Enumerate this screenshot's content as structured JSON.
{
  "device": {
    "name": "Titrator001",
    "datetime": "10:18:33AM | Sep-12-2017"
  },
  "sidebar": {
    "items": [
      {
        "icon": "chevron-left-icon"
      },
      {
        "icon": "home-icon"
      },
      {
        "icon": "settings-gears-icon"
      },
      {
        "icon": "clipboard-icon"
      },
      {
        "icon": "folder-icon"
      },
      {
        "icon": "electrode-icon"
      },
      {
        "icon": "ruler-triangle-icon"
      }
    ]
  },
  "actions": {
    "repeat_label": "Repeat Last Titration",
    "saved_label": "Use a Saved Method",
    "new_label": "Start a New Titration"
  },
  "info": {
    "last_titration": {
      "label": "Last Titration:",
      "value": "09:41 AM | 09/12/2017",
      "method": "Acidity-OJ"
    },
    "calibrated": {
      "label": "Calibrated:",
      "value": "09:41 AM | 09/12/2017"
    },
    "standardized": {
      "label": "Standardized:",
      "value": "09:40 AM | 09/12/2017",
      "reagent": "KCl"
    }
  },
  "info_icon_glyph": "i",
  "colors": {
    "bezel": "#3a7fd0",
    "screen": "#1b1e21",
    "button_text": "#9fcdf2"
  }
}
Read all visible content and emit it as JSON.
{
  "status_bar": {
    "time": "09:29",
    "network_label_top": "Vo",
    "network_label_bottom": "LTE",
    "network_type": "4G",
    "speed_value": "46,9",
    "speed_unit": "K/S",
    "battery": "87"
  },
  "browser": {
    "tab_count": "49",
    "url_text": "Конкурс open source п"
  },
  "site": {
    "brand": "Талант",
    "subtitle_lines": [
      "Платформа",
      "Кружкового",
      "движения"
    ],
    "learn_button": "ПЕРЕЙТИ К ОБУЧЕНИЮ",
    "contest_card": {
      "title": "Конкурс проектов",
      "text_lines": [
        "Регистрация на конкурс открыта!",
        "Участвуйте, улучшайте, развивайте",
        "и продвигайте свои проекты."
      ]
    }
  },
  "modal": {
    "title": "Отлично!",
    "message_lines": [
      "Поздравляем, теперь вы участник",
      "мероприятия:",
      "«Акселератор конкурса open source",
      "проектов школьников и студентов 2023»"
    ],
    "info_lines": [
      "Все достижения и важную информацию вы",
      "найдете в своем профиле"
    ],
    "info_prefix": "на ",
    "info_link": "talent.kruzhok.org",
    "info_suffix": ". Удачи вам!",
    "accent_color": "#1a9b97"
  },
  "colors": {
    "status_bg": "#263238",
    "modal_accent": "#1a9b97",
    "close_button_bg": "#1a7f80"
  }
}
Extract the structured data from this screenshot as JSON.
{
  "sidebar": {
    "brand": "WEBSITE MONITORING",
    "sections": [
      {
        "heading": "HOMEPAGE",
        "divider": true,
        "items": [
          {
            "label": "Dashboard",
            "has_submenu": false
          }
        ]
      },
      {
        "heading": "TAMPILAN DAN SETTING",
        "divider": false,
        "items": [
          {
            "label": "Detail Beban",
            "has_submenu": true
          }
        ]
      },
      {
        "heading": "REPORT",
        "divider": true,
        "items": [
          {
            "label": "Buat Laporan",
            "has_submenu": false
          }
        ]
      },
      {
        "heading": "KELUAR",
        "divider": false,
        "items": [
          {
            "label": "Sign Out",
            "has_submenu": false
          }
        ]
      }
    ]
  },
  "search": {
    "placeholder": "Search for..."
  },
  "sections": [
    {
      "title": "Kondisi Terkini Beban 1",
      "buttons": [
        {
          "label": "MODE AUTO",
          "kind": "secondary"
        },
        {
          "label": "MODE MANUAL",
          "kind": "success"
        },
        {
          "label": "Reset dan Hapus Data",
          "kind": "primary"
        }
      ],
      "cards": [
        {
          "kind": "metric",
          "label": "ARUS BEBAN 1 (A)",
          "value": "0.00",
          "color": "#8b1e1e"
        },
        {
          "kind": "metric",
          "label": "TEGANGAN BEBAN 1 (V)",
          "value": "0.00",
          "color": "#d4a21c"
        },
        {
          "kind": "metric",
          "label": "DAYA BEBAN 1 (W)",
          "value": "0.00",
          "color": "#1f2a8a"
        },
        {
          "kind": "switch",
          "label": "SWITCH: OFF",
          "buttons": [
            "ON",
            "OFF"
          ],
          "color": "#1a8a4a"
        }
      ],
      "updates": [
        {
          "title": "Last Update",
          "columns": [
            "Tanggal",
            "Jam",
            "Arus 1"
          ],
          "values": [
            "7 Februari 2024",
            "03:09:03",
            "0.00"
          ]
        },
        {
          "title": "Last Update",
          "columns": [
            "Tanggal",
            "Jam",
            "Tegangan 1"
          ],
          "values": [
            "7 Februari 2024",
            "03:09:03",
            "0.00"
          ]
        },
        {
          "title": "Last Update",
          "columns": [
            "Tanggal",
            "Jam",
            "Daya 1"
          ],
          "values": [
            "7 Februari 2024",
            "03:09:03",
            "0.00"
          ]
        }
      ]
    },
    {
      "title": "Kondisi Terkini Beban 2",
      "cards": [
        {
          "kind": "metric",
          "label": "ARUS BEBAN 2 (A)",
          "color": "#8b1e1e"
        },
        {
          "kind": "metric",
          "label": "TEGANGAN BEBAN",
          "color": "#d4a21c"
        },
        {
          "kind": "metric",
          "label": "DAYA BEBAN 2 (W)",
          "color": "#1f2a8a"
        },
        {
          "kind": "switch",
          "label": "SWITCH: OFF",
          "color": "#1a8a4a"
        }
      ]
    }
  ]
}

- The problem:
All the data must be duplicated exactly, with nothing added or removed.

- Finished task:
Enumerate this screenshot's content as structured JSON.
{
  "device": {
    "name": "Titrator001",
    "datetime": "10:18:33AM | Sep-12-2017"
  },
  "sidebar": {
    "items": [
      {
        "icon": "chevron-left-icon"
      },
      {
        "icon": "home-icon"
      },
      {
        "icon": "settings-gears-icon"
      },
      {
        "icon": "clipboard-icon"
      },
      {
        "icon": "folder-icon"
      },
      {
        "icon": "electrode-icon"
      },
      {
        "icon": "ruler-triangle-icon"
      }
    ]
  },
  "actions": {
    "repeat_label": "Repeat Last Titration",
    "saved_label": "Use a Saved Method",
    "new_label": "Start a New Titration"
  },
  "info": {
    "last_titration": {
      "label": "Last Titration:",
      "value": "09:41 AM | 09/12/2017",
      "method": "Acidity-OJ"
    },
    "calibrated": {
      "label": "Calibrated:",
      "value": "09:41 AM | 09/12/2017"
    },
    "standardized": {
      "label": "Standardized:",
      "value": "09:40 AM | 09/12/2017",
      "reagent": "KCl"
    }
  },
  "info_icon_glyph": "i",
  "colors": {
    "bezel": "#3a7fd0",
    "screen": "#1b1e21",
    "button_text": "#9fcdf2"
  }
}
Read all visible content and emit it as JSON.
{
  "status_bar": {
    "time": "09:29",
    "network_label_top": "Vo",
    "network_label_bottom": "LTE",
    "network_type": "4G",
    "speed_value": "46,9",
    "speed_unit": "K/S",
    "battery": "87"
  },
  "browser": {
    "tab_count": "49",
    "url_text": "Конкурс open source п"
  },
  "site": {
    "brand": "Талант",
    "subtitle_lines": [
      "Платформа",
      "Кружкового",
      "движения"
    ],
    "learn_button": "ПЕРЕЙТИ К ОБУЧЕНИЮ",
    "contest_card": {
      "title": "Конкурс проектов",
      "text_lines": [
        "Регистрация на конкурс открыта!",
        "Участвуйте, улучшайте, развивайте",
        "и продвигайте свои проекты."
      ]
    }
  },
  "modal": {
    "title": "Отлично!",
    "message_lines": [
      "Поздравляем, теперь вы участник",
      "мероприятия:",
      "«Акселератор конкурса open source",
      "проектов школьников и студентов 2023»"
    ],
    "info_lines": [
      "Все достижения и важную информацию вы",
      "найдете в своем профиле"
    ],
    "info_prefix": "на ",
    "info_link": "talent.kruzhok.org",
    "info_suffix": ". Удачи вам!",
    "accent_color": "#1a9b97"
  },
  "colors": {
    "status_bg": "#263238",
    "modal_accent": "#1a9b97",
    "close_button_bg": "#1a7f80"
  }
}
Extract the structured data from this screenshot as JSON.
{
  "sidebar": {
    "brand": "WEBSITE MONITORING",
    "sections": [
      {
        "heading": "HOMEPAGE",
        "divider": true,
        "items": [
          {
            "label": "Dashboard",
            "has_submenu": false
          }
        ]
      },
      {
        "heading": "TAMPILAN DAN SETTING",
        "divider": false,
        "items": [
          {
            "label": "Detail Beban",
            "has_submenu": true
          }
        ]
      },
      {
        "heading": "REPORT",
        "divider": true,
        "items": [
          {
            "label": "Buat Laporan",
            "has_submenu": false
          }
        ]
      },
      {
        "heading": "KELUAR",
        "divider": false,
        "items": [
          {
            "label": "Sign Out",
            "has_submenu": false
          }
        ]
      }
    ]
  },
  "search": {
    "placeholder": "Search for..."
  },
  "sections": [
    {
      "title": "Kondisi Terkini Beban 1",
      "buttons": [
        {
          "label": "MODE AUTO",
          "kind": "secondary"
        },
        {
          "label": "MODE MANUAL",
          "kind": "success"
        },
        {
          "label": "Reset dan Hapus Data",
          "kind": "primary"
        }
      ],
      "cards": [
        {
          "kind": "metric",
          "label": "ARUS BEBAN 1 (A)",
          "value": "0.00",
          "color": "#8b1e1e"
        },
        {
          "kind": "metric",
          "label": "TEGANGAN BEBAN 1 (V)",
          "value": "0.00",
          "color": "#d4a21c"
        },
        {
          "kind": "metric",
          "label": "DAYA BEBAN 1 (W)",
          "value": "0.00",
          "color": "#1f2a8a"
        },
        {
          "kind": "switch",
          "label": "SWITCH: OFF",
          "buttons": [
            "ON",
            "OFF"
          ],
          "color": "#1a8a4a"
        }
      ],
      "updates": [
        {
          "title": "Last Update",
          "columns": [
            "Tanggal",
            "Jam",
            "Arus 1"
          ],
          "values": [
            "7 Februari 2024",
            "03:09:03",
            "0.00"
          ]
        },
        {
          "title": "Last Update",
          "columns": [
            "Tanggal",
            "Jam",
            "Tegangan 1"
          ],
          "values": [
            "7 Februari 2024",
            "03:09:03",
            "0.00"
          ]
        },
        {
          "title": "Last Update",
          "columns": [
            "Tanggal",
            "Jam",
            "Daya 1"
          ],
          "values": [
            "7 Februari 2024",
            "03:09:03",
            "0.00"
          ]
        }
      ]
    },
    {
      "title": "Kondisi Terkini Beban 2",
      "cards": [
        {
          "kind": "metric",
          "label": "ARUS BEBAN 2 (A)",
          "color": "#8b1e1e"
        },
        {
          "kind": "metric",
          "label": "TEGANGAN BEBAN",
          "color": "#d4a21c"
        },
        {
          "kind": "metric",
          "label": "DAYA BEBAN 2 (W)",
          "color": "#1f2a8a"
        },
        {
          "kind": "switch",
          "label": "SWITCH: OFF",
          "color": "#1a8a4a"
        }
      ]
    }
  ]
}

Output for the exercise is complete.